What you will do =>
Select the lines that hold the word "Coloque" and copy each one.

Dataset records =>
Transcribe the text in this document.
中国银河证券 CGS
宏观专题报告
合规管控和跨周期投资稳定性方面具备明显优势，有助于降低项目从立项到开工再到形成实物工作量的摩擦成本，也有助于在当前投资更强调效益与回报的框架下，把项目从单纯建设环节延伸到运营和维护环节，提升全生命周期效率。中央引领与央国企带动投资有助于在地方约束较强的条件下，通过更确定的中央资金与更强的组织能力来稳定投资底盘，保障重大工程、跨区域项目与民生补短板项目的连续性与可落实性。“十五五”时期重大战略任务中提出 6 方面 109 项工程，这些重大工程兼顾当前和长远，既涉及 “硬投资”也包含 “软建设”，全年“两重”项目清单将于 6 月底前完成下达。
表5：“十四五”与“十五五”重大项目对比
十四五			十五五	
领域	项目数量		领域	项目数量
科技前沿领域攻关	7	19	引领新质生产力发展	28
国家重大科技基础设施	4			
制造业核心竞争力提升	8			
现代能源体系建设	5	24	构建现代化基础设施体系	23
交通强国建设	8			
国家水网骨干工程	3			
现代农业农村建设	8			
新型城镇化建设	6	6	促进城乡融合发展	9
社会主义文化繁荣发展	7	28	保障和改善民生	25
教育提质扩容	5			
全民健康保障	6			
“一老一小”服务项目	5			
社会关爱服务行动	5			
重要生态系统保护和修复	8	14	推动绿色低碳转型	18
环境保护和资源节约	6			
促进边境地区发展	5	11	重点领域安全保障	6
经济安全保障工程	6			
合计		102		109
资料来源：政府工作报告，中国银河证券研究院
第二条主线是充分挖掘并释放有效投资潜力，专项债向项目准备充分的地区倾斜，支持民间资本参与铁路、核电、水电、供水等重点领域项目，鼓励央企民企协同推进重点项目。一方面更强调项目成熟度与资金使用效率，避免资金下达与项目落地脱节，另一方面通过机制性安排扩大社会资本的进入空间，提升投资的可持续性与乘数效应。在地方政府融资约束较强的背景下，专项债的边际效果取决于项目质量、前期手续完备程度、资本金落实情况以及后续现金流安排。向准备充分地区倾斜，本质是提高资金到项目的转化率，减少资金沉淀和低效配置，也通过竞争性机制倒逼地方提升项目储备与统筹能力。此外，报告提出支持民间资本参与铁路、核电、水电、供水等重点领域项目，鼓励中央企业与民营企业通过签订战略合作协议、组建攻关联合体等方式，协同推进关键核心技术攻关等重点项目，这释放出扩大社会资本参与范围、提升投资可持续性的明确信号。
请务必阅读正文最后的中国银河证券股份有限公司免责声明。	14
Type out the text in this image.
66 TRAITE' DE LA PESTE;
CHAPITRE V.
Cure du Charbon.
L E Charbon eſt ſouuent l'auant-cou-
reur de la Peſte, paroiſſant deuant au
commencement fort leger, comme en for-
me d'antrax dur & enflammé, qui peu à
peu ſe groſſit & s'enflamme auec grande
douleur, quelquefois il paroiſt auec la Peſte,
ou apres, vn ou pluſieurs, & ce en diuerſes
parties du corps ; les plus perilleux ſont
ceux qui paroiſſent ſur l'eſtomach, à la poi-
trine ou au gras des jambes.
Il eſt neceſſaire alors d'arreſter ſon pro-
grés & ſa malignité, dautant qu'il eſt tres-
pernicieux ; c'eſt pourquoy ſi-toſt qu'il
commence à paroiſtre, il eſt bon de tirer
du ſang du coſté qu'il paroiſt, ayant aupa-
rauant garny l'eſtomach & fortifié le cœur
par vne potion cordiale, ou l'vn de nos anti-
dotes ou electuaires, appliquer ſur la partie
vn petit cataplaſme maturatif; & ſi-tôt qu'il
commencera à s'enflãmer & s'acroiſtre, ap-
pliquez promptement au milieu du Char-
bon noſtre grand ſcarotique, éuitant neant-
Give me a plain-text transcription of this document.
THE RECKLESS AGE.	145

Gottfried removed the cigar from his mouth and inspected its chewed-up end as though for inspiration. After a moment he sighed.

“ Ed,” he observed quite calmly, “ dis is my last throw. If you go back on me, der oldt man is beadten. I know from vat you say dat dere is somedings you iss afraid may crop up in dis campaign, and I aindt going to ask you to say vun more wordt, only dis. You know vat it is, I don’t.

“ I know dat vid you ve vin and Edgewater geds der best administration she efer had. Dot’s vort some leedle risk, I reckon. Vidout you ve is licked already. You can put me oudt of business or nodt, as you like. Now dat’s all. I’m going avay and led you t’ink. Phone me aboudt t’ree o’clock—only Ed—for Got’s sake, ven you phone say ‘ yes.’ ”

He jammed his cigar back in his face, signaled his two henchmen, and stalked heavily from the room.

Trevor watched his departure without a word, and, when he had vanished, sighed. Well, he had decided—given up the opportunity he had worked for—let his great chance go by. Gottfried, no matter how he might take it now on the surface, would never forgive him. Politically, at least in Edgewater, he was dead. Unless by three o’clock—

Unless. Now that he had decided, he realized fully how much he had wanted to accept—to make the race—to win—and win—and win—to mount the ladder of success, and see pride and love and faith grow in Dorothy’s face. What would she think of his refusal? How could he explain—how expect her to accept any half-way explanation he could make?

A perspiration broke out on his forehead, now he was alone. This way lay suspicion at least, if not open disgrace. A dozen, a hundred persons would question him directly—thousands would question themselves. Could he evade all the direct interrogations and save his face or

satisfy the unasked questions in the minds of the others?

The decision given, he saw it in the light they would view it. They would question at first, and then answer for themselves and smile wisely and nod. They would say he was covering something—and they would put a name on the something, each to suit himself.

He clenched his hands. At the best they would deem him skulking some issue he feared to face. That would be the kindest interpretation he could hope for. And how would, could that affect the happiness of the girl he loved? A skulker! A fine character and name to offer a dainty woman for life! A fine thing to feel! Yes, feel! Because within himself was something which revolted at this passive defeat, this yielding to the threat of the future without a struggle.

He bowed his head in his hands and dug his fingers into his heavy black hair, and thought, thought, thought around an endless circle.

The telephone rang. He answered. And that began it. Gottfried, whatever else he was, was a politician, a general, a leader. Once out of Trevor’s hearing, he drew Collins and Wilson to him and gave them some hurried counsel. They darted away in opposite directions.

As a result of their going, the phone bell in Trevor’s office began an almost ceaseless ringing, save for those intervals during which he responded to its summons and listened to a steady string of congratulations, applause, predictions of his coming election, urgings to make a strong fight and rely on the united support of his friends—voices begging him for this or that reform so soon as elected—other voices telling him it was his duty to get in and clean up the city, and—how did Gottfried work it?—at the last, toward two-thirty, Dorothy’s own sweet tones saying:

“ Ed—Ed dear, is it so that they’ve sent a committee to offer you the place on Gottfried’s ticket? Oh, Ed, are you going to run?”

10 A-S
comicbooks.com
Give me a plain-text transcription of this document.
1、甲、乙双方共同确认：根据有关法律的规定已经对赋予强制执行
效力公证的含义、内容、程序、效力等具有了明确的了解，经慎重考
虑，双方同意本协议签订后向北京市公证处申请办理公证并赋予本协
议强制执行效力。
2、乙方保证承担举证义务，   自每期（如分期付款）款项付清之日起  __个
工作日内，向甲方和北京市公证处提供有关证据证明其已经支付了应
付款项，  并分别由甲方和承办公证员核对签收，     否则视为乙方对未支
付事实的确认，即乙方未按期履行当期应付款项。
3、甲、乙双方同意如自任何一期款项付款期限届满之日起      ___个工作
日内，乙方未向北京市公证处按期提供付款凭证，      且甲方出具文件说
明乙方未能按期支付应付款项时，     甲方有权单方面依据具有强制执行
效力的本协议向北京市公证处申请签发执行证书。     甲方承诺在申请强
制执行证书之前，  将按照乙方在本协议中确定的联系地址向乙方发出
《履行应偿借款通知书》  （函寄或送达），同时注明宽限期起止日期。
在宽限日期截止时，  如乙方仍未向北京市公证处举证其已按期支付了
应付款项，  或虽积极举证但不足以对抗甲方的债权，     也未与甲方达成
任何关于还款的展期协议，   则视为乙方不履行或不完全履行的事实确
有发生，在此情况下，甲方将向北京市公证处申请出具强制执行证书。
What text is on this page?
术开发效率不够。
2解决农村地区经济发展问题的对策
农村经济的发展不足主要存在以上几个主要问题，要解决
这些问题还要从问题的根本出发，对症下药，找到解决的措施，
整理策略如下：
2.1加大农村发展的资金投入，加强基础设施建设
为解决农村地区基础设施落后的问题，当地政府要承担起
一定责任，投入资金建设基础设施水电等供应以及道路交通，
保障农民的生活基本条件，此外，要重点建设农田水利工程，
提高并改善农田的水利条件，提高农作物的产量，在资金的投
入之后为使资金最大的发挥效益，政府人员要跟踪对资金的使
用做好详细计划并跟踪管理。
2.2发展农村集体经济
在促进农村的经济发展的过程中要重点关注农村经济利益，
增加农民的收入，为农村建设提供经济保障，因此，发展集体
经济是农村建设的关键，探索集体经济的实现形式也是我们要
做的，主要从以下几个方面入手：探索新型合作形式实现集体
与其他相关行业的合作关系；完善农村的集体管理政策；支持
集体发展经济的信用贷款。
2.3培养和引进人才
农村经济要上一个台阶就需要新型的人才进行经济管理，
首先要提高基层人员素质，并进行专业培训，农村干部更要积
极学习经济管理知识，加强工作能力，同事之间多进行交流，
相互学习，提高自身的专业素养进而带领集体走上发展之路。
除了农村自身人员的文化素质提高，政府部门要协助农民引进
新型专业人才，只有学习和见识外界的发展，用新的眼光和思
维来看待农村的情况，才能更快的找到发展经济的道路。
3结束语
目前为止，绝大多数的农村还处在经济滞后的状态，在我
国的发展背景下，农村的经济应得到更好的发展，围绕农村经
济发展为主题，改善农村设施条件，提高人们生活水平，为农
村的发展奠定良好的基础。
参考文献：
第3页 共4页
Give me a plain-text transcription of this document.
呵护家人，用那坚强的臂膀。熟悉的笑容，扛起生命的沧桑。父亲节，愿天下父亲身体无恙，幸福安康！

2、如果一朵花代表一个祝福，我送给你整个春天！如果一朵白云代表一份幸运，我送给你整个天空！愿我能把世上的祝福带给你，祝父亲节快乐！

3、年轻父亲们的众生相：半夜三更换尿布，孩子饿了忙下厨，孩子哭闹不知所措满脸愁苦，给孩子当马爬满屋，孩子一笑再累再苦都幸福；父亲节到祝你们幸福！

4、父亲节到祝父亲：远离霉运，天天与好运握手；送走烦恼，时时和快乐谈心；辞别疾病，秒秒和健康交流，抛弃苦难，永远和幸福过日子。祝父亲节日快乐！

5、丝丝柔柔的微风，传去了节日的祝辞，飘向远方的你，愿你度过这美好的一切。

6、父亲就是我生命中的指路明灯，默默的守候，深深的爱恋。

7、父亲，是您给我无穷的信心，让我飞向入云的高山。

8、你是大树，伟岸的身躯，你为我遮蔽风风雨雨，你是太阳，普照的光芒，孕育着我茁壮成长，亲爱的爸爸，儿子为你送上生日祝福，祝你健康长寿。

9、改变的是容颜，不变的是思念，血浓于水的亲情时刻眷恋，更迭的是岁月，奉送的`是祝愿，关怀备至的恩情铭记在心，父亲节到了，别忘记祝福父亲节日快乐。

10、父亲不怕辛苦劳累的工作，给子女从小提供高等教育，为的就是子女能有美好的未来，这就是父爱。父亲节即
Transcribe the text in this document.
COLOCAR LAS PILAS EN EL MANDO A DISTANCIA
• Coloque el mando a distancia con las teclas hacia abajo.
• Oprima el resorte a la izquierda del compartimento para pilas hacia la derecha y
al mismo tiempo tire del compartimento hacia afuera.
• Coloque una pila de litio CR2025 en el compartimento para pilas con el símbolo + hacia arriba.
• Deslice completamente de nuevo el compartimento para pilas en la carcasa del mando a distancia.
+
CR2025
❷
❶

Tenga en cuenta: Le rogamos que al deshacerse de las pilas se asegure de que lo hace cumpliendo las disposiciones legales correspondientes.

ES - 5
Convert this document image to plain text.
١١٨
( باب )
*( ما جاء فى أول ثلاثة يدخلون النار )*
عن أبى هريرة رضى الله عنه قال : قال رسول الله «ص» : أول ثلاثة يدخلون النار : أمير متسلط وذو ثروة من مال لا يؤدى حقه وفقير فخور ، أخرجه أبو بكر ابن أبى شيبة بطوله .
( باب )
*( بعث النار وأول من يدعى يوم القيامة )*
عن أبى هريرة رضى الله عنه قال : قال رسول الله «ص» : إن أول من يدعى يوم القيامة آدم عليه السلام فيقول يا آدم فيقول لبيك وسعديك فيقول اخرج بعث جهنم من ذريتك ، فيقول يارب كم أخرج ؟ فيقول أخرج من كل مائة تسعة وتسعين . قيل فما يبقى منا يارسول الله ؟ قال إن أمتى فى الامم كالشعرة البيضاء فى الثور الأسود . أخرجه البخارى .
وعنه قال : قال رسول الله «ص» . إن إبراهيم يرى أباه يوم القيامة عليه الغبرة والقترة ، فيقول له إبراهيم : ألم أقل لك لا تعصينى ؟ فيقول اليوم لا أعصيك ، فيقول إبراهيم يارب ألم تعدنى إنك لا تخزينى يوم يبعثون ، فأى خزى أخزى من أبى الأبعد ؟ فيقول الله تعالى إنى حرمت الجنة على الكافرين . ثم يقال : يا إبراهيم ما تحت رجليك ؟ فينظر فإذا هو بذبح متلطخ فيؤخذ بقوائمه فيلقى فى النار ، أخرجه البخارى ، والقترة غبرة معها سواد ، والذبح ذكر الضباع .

Result =>
• Coloque el mando a distancia con las teclas hacia abajo.
• Coloque una pila de litio CR2025 en el compartimento para pilas con el símbolo + hacia arriba.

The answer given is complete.